**Exercise description**
Report only the number of lines in this material that include "Length".

Lines of data
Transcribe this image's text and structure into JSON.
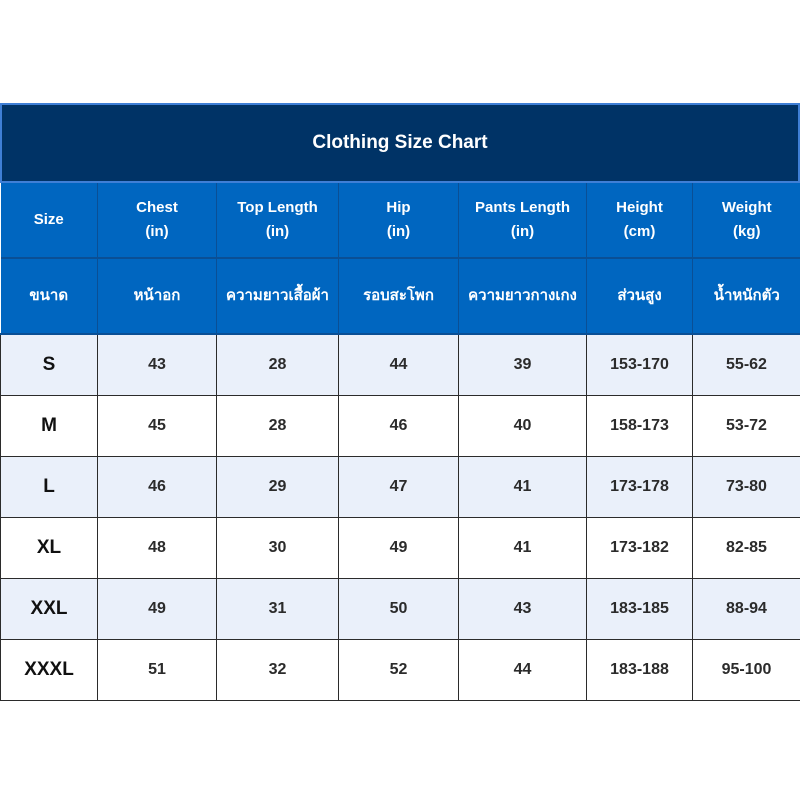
{
  "title": "Clothing Size Chart",
  "header_en": [
    {
      "line1": "Size",
      "line2": ""
    },
    {
      "line1": "Chest",
      "line2": "(in)"
    },
    {
      "line1": "Top Length",
      "line2": "(in)"
    },
    {
      "line1": "Hip",
      "line2": "(in)"
    },
    {
      "line1": "Pants Length",
      "line2": "(in)"
    },
    {
      "line1": "Height",
      "line2": "(cm)"
    },
    {
      "line1": "Weight",
      "line2": "(kg)"
    }
  ],
  "header_th": [
    "ขนาด",
    "หน้าอก",
    "ความยาวเสื้อผ้า",
    "รอบสะโพก",
    "ความยาวกางเกง",
    "ส่วนสูง",
    "น้ำหนักตัว"
  ],
  "rows": [
    [
      "S",
      "43",
      "28",
      "44",
      "39",
      "153-170",
      "55-62"
    ],
    [
      "M",
      "45",
      "28",
      "46",
      "40",
      "158-173",
      "53-72"
    ],
    [
      "L",
      "46",
      "29",
      "47",
      "41",
      "173-178",
      "73-80"
    ],
    [
      "XL",
      "48",
      "30",
      "49",
      "41",
      "173-182",
      "82-85"
    ],
    [
      "XXL",
      "49",
      "31",
      "50",
      "43",
      "183-185",
      "88-94"
    ],
    [
      "XXXL",
      "51",
      "32",
      "52",
      "44",
      "183-188",
      "95-100"
    ]
  ],
  "colors": {
    "title_bg": "#003366",
    "header_bg": "#0066c0",
    "row_alt_bg": "#eaf0fa"
  }
}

**Result of this exercise**
2